»»

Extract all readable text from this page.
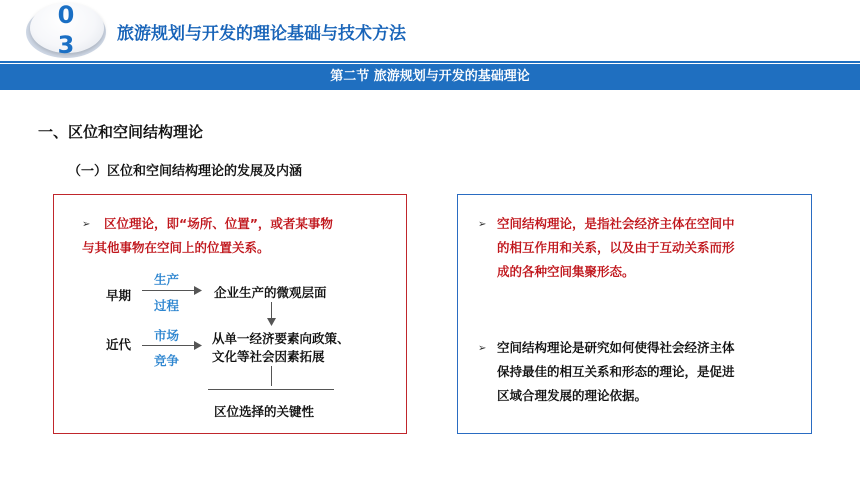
03	旅游规划与开发的理论基础与技术方法
第二节 旅游规划与开发的基础理论
一、区位和空间结构理论
（一）区位和空间结构理论的发展及内涵
➢ 区位理论，即“场所、位置”，或者某事物
与其他事物在空间上的位置关系。
早期
生产
过程
企业生产的微观层面
近代
市场
竞争
从单一经济要素向政策、
文化等社会因素拓展
区位选择的关键性
➢ 空间结构理论，是指社会经济主体在空间中
的相互作用和关系，以及由于互动关系而形
成的各种空间集聚形态。
➢ 空间结构理论是研究如何使得社会经济主体
保持最佳的相互关系和形态的理论，是促进
区域合理发展的理论依据。
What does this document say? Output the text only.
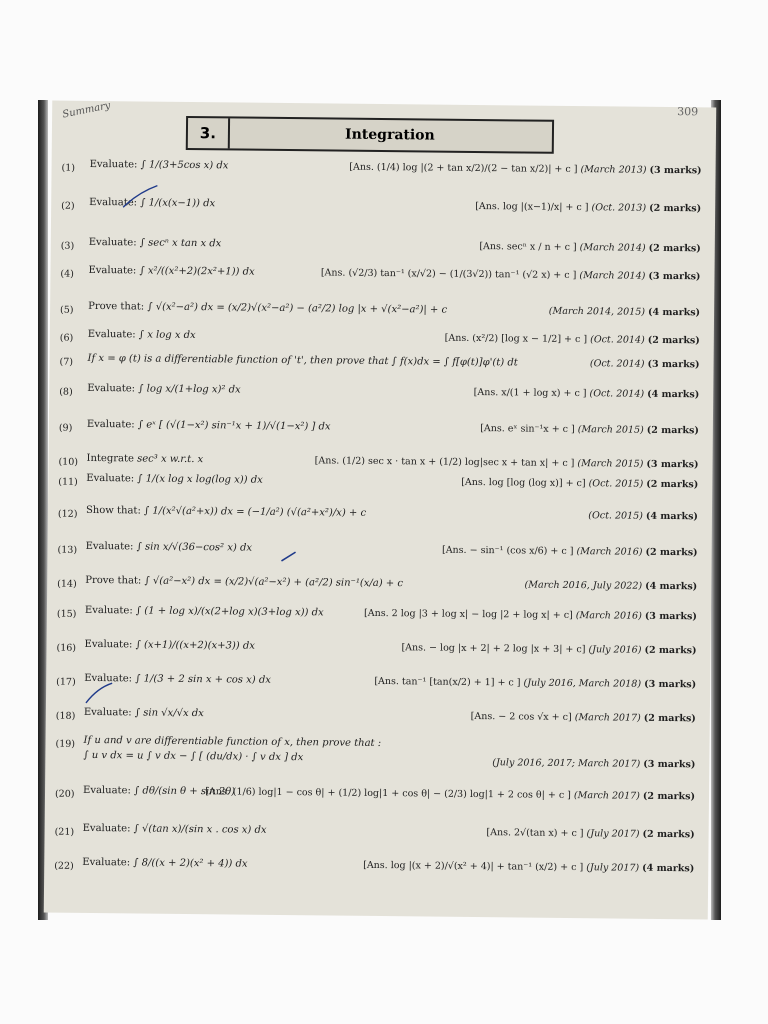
Summary	309
3.	Integration
(1)	Evaluate: ∫ 1/(3+5cos x) dx	[Ans. (1/4) log |(2 + tan x/2)/(2 − tan x/2)| + c ] (March 2013) (3 marks)
(2)	Evaluate: ∫ 1/(x(x−1)) dx	[Ans. log |(x−1)/x| + c ] (Oct. 2013) (2 marks)
(3)	Evaluate: ∫ secⁿ x tan x dx	[Ans. secⁿ x / n + c ] (March 2014) (2 marks)
(4)	Evaluate: ∫ x²/((x²+2)(2x²+1)) dx	[Ans. (√2/3) tan⁻¹ (x/√2) − (1/(3√2)) tan⁻¹ (√2 x) + c ] (March 2014) (3 marks)
(5)	Prove that: ∫ √(x²−a²) dx = (x/2)√(x²−a²) − (a²/2) log |x + √(x²−a²)| + c	(March 2014, 2015) (4 marks)
(6)	Evaluate: ∫ x log x dx	[Ans. (x²/2) [log x − 1/2] + c ] (Oct. 2014) (2 marks)
(7)	If x = φ (t) is a differentiable function of 't', then prove that ∫ f(x)dx = ∫ f[φ(t)]φ'(t) dt	(Oct. 2014) (3 marks)
(8)	Evaluate: ∫ log x/(1+log x)² dx	[Ans. x/(1 + log x) + c ] (Oct. 2014) (4 marks)
(9)	Evaluate: ∫ eˣ [ (√(1−x²) sin⁻¹x + 1)/√(1−x²) ] dx	[Ans. eˣ sin⁻¹x + c ] (March 2015) (2 marks)
(10) Integrate sec³ x w.r.t. x	[Ans. (1/2) sec x · tan x + (1/2) log|sec x + tan x| + c ] (March 2015) (3 marks)
(11) Evaluate: ∫ 1/(x log x log(log x)) dx	[Ans. log [log (log x)] + c] (Oct. 2015) (2 marks)
(12) Show that: ∫ 1/(x²√(a²+x)) dx = (−1/a²) (√(a²+x²)/x) + c	(Oct. 2015) (4 marks)
(13) Evaluate: ∫ sin x/√(36−cos² x) dx	[Ans. − sin⁻¹ (cos x/6) + c ] (March 2016) (2 marks)
(14) Prove that: ∫ √(a²−x²) dx = (x/2)√(a²−x²) + (a²/2) sin⁻¹(x/a) + c	(March 2016, July 2022) (4 marks)
(15) Evaluate: ∫ (1 + log x)/(x(2+log x)(3+log x)) dx	[Ans. 2 log |3 + log x| − log |2 + log x| + c] (March 2016) (3 marks)
(16) Evaluate: ∫ (x+1)/((x+2)(x+3)) dx	[Ans. − log |x + 2| + 2 log |x + 3| + c] (July 2016) (2 marks)
(17) Evaluate: ∫ 1/(3 + 2 sin x + cos x) dx	[Ans. tan⁻¹ [tan(x/2) + 1] + c ] (July 2016, March 2018) (3 marks)
(18) Evaluate: ∫ sin √x/√x dx	[Ans. − 2 cos √x + c] (March 2017) (2 marks)
(19) If u and v are differentiable function of x, then prove that :
∫ u v dx = u ∫ v dx − ∫ [ (du/dx) · ∫ v dx ] dx
(July 2016, 2017; March 2017) (3 marks)
(20) Evaluate: ∫ dθ/(sin θ + sin 2θ)
[Ans. (1/6) log|1 − cos θ| + (1/2) log|1 + cos θ| − (2/3) log|1 + 2 cos θ| + c ] (March 2017) (2 marks)
(21) Evaluate: ∫ √(tan x)/(sin x . cos x) dx	[Ans. 2√(tan x) + c ] (July 2017) (2 marks)
(22) Evaluate: ∫ 8/((x + 2)(x² + 4)) dx	[Ans. log |(x + 2)/√(x² + 4)| + tan⁻¹ (x/2) + c ] (July 2017) (4 marks)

««

Which lines above contain the word "text"? Copy each of them.

*Task answer*
Extract all readable text from this page.
What does this document say? Output the text only.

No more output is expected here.